Excerpts from a figure dataset:
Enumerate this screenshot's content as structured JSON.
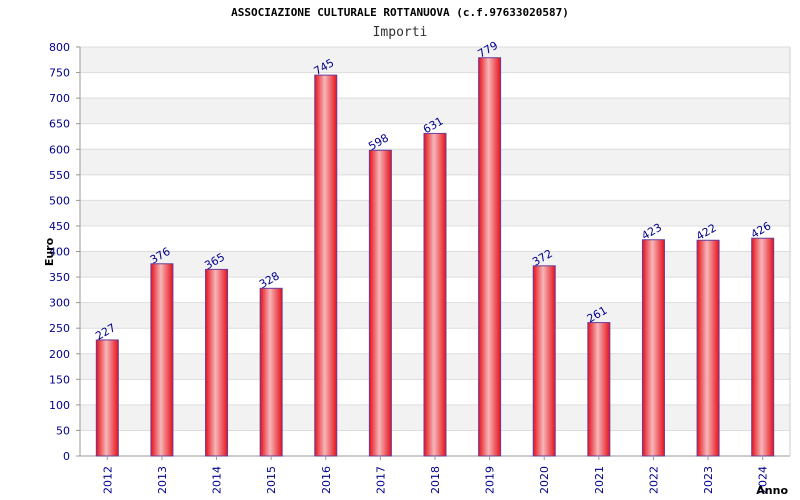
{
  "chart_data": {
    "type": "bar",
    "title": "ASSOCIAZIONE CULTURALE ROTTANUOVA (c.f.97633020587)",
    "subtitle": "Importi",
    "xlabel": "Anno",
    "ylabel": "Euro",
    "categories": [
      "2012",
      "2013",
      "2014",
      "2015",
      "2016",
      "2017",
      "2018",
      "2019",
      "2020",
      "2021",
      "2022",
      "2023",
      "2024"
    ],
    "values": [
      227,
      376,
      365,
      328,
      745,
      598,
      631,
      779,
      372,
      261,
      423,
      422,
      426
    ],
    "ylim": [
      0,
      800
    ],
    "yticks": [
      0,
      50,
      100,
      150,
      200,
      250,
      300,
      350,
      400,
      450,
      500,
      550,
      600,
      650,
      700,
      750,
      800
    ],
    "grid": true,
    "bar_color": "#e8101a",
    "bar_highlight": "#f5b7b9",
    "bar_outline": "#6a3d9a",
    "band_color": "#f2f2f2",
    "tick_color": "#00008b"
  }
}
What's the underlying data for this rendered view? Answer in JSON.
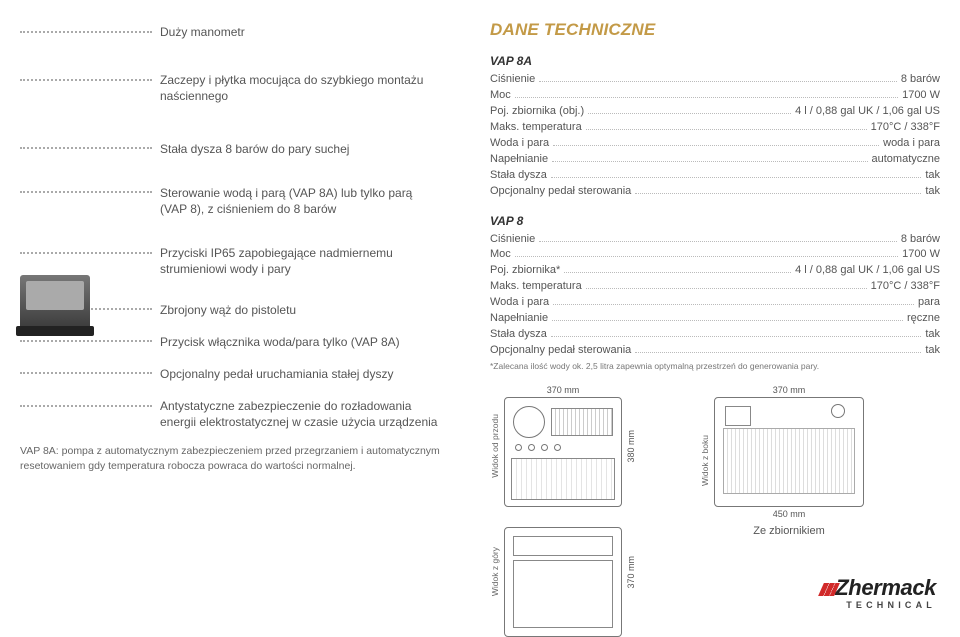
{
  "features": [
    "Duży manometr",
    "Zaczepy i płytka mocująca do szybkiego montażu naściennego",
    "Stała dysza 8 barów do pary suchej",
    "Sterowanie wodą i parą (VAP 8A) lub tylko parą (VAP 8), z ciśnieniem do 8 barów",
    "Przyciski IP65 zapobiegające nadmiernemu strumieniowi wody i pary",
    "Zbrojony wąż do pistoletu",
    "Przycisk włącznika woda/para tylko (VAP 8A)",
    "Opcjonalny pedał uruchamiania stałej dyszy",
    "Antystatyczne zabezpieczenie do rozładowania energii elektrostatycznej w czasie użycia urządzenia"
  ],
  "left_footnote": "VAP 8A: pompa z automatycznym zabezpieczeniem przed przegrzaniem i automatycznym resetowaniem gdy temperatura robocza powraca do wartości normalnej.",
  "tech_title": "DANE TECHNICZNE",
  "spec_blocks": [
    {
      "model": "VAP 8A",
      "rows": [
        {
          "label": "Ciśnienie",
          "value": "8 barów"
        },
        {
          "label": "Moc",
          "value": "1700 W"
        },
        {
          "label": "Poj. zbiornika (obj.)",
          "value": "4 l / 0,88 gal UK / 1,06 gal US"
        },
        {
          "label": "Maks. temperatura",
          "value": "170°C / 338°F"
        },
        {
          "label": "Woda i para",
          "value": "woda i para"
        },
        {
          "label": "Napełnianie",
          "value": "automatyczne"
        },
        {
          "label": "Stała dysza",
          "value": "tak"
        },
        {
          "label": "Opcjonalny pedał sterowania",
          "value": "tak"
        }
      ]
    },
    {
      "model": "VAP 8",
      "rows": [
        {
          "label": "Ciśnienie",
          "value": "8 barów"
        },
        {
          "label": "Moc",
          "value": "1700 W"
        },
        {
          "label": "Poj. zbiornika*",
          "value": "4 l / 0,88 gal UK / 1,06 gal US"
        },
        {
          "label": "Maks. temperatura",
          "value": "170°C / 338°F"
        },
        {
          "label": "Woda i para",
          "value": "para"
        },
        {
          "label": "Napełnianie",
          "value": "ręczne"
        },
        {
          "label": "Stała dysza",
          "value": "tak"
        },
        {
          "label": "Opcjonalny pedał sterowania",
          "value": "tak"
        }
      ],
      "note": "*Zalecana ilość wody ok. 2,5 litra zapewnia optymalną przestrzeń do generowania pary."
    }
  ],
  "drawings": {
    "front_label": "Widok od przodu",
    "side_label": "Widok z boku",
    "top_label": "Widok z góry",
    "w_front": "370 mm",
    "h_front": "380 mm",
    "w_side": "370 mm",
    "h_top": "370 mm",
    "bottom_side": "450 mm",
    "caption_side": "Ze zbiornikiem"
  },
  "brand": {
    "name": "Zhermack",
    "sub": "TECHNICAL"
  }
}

> Set task:
Give every line above again exactly, with no pictures.

> The solution:
Enumerate this screenshot's content as structured JSON.
{
  "chart_data": {
    "type": "bar",
    "title": "ASSOCIAZIONE CULTURALE ROTTANUOVA (c.f.97633020587)",
    "subtitle": "Importi",
    "xlabel": "Anno",
    "ylabel": "Euro",
    "categories": [
      "2012",
      "2013",
      "2014",
      "2015",
      "2016",
      "2017",
      "2018",
      "2019",
      "2020",
      "2021",
      "2022",
      "2023",
      "2024"
    ],
    "values": [
      227,
      376,
      365,
      328,
      745,
      598,
      631,
      779,
      372,
      261,
      423,
      422,
      426
    ],
    "ylim": [
      0,
      800
    ],
    "yticks": [
      0,
      50,
      100,
      150,
      200,
      250,
      300,
      350,
      400,
      450,
      500,
      550,
      600,
      650,
      700,
      750,
      800
    ],
    "grid": true,
    "bar_color": "#e8101a",
    "bar_highlight": "#f5b7b9",
    "bar_outline": "#6a3d9a",
    "band_color": "#f2f2f2",
    "tick_color": "#00008b"
  }
}
What's the underlying data for this rendered view? Answer in JSON.
{
  "features": [
    "Duży manometr",
    "Zaczepy i płytka mocująca do szybkiego montażu naściennego",
    "Stała dysza 8 barów do pary suchej",
    "Sterowanie wodą i parą (VAP 8A) lub tylko parą (VAP 8), z ciśnieniem do 8 barów",
    "Przyciski IP65 zapobiegające nadmiernemu strumieniowi wody i pary",
    "Zbrojony wąż do pistoletu",
    "Przycisk włącznika woda/para tylko (VAP 8A)",
    "Opcjonalny pedał uruchamiania stałej dyszy",
    "Antystatyczne zabezpieczenie do rozładowania energii elektrostatycznej w czasie użycia urządzenia"
  ],
  "left_footnote": "VAP 8A: pompa z automatycznym zabezpieczeniem przed przegrzaniem i automatycznym resetowaniem gdy temperatura robocza powraca do wartości normalnej.",
  "tech_title": "DANE TECHNICZNE",
  "spec_blocks": [
    {
      "model": "VAP 8A",
      "rows": [
        {
          "label": "Ciśnienie",
          "value": "8 barów"
        },
        {
          "label": "Moc",
          "value": "1700 W"
        },
        {
          "label": "Poj. zbiornika (obj.)",
          "value": "4 l / 0,88 gal UK / 1,06 gal US"
        },
        {
          "label": "Maks. temperatura",
          "value": "170°C / 338°F"
        },
        {
          "label": "Woda i para",
          "value": "woda i para"
        },
        {
          "label": "Napełnianie",
          "value": "automatyczne"
        },
        {
          "label": "Stała dysza",
          "value": "tak"
        },
        {
          "label": "Opcjonalny pedał sterowania",
          "value": "tak"
        }
      ]
    },
    {
      "model": "VAP 8",
      "rows": [
        {
          "label": "Ciśnienie",
          "value": "8 barów"
        },
        {
          "label": "Moc",
          "value": "1700 W"
        },
        {
          "label": "Poj. zbiornika*",
          "value": "4 l / 0,88 gal UK / 1,06 gal US"
        },
        {
          "label": "Maks. temperatura",
          "value": "170°C / 338°F"
        },
        {
          "label": "Woda i para",
          "value": "para"
        },
        {
          "label": "Napełnianie",
          "value": "ręczne"
        },
        {
          "label": "Stała dysza",
          "value": "tak"
        },
        {
          "label": "Opcjonalny pedał sterowania",
          "value": "tak"
        }
      ],
      "note": "*Zalecana ilość wody ok. 2,5 litra zapewnia optymalną przestrzeń do generowania pary."
    }
  ],
  "drawings": {
    "front_label": "Widok od przodu",
    "side_label": "Widok z boku",
    "top_label": "Widok z góry",
    "w_front": "370 mm",
    "h_front": "380 mm",
    "w_side": "370 mm",
    "h_top": "370 mm",
    "bottom_side": "450 mm",
    "caption_side": "Ze zbiornikiem"
  },
  "brand": {
    "name": "Zhermack",
    "sub": "TECHNICAL"
  }
}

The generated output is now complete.